> **Task description**
Gather from the material every line that contains the string "full".

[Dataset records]
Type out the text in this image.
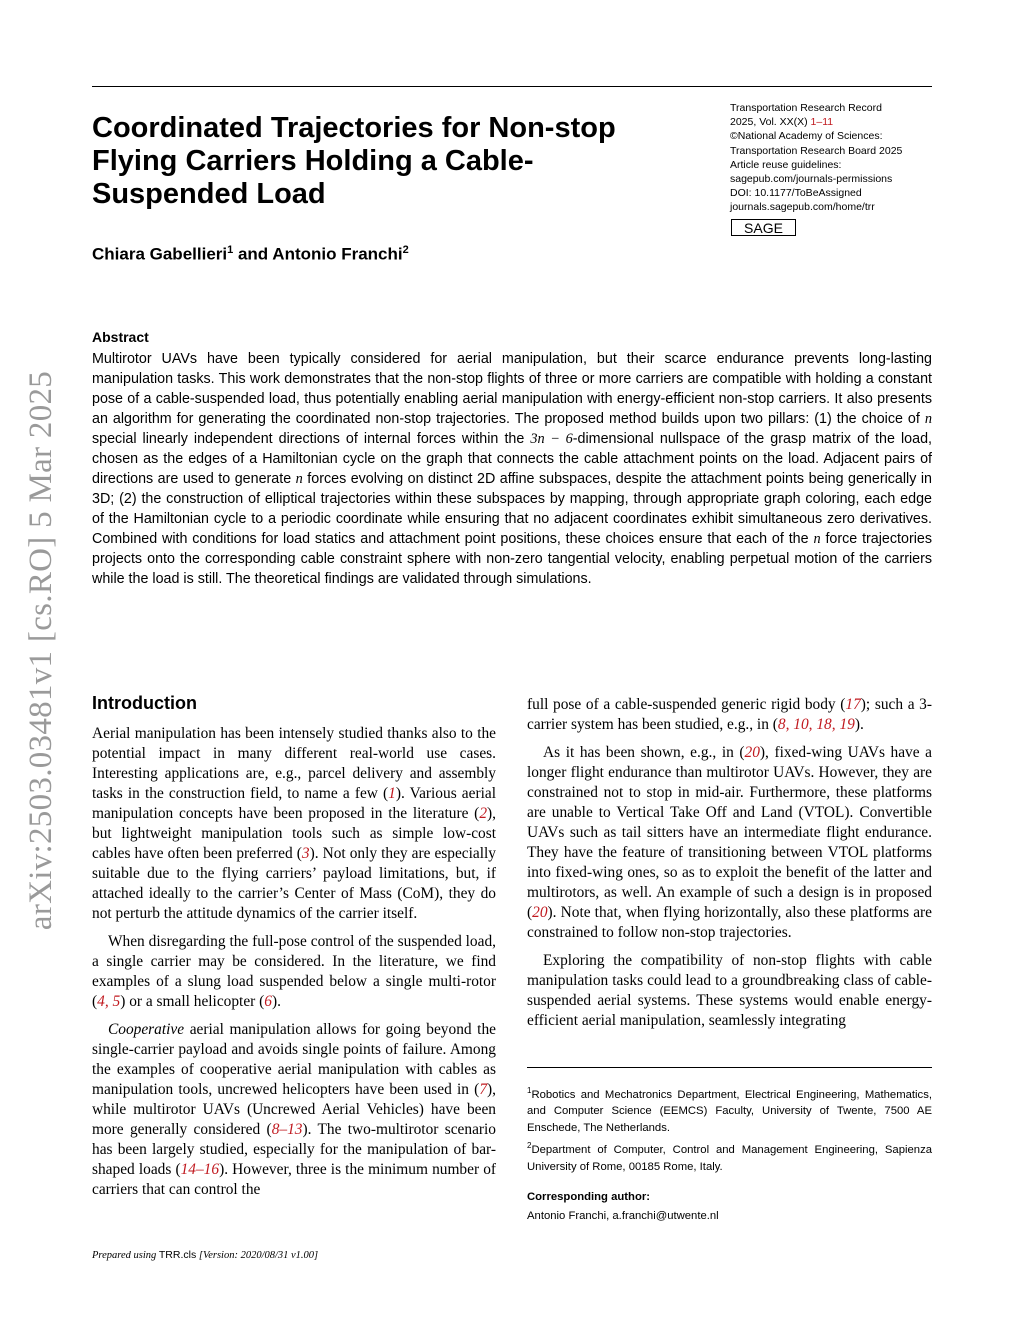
arXiv:2503.03481v1 [cs.RO] 5 Mar 2025
Coordinated Trajectories for Non-stop Flying Carriers Holding a Cable-Suspended Load
Chiara Gabellieri$^1$ and Antonio Franchi$^2$
Transportation Research Record
2025, Vol. XX(X) 1–11
©National Academy of Sciences:
Transportation Research Board 2025
Article reuse guidelines:
sagepub.com/journals-permissions
DOI: 10.1177/ToBeAssigned
journals.sagepub.com/home/trr
SAGE
Abstract
Multirotor UAVs have been typically considered for aerial manipulation, but their scarce endurance prevents long-lasting manipulation tasks. This work demonstrates that the non-stop flights of three or more carriers are compatible with holding a constant pose of a cable-suspended load, thus potentially enabling aerial manipulation with energy-efficient non-stop carriers. It also presents an algorithm for generating the coordinated non-stop trajectories. The proposed method builds upon two pillars: (1) the choice of n special linearly independent directions of internal forces within the 3n − 6-dimensional nullspace of the grasp matrix of the load, chosen as the edges of a Hamiltonian cycle on the graph that connects the cable attachment points on the load. Adjacent pairs of directions are used to generate n forces evolving on distinct 2D affine subspaces, despite the attachment points being generically in 3D; (2) the construction of elliptical trajectories within these subspaces by mapping, through appropriate graph coloring, each edge of the Hamiltonian cycle to a periodic coordinate while ensuring that no adjacent coordinates exhibit simultaneous zero derivatives. Combined with conditions for load statics and attachment point positions, these choices ensure that each of the n force trajectories projects onto the corresponding cable constraint sphere with non-zero tangential velocity, enabling perpetual motion of the carriers while the load is still. The theoretical findings are validated through simulations.
Introduction

Aerial manipulation has been intensely studied thanks also to the potential impact in many different real-world use cases. Interesting applications are, e.g., parcel delivery and assembly tasks in the construction field, to name a few (1). Various aerial manipulation concepts have been proposed in the literature (2), but lightweight manipulation tools such as simple low-cost cables have often been preferred (3). Not only they are especially suitable due to the flying carriers’ payload limitations, but, if attached ideally to the carrier’s Center of Mass (CoM), they do not perturb the attitude dynamics of the carrier itself.

When disregarding the full-pose control of the suspended load, a single carrier may be considered. In the literature, we find examples of a slung load suspended below a single multi-rotor (4, 5) or a small helicopter (6).

Cooperative aerial manipulation allows for going beyond the single-carrier payload and avoids single points of failure. Among the examples of cooperative aerial manipulation with cables as manipulation tools, uncrewed helicopters have been used in (7), while multirotor UAVs (Uncrewed Aerial Vehicles) have been more generally considered (8–13). The two-multirotor scenario has been largely studied, especially for the manipulation of bar-shaped loads (14–16). However, three is the minimum number of carriers that can control the

full pose of a cable-suspended generic rigid body (17); such a 3-carrier system has been studied, e.g., in (8, 10, 18, 19).

As it has been shown, e.g., in (20), fixed-wing UAVs have a longer flight endurance than multirotor UAVs. However, they are constrained not to stop in mid-air. Furthermore, these platforms are unable to Vertical Take Off and Land (VTOL). Convertible UAVs such as tail sitters have an intermediate flight endurance. They have the feature of transitioning between VTOL platforms into fixed-wing ones, so as to exploit the benefit of the latter and multirotors, as well. An example of such a design is in proposed (20). Note that, when flying horizontally, also these platforms are constrained to follow non-stop trajectories.

Exploring the compatibility of non-stop flights with cable manipulation tasks could lead to a groundbreaking class of cable-suspended aerial systems. These systems would enable energy-efficient aerial manipulation, seamlessly integrating

$^1$Robotics and Mechatronics Department, Electrical Engineering, Mathematics, and Computer Science (EEMCS) Faculty, University of Twente, 7500 AE Enschede, The Netherlands.

$^2$Department of Computer, Control and Management Engineering, Sapienza University of Rome, 00185 Rome, Italy.

Corresponding author:

Antonio Franchi, a.franchi@utwente.nl

Prepared using TRR.cls [Version: 2020/08/31 v1.00]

> **The response**
When disregarding the full-pose control of the suspended load, a single carrier may be considered. In the literature, we find examples of a slung load suspended below a single multi-rotor (4, 5) or a small helicopter (6).
full pose of a cable-suspended generic rigid body (17); such a 3-carrier system has been studied, e.g., in (8, 10, 18, 19).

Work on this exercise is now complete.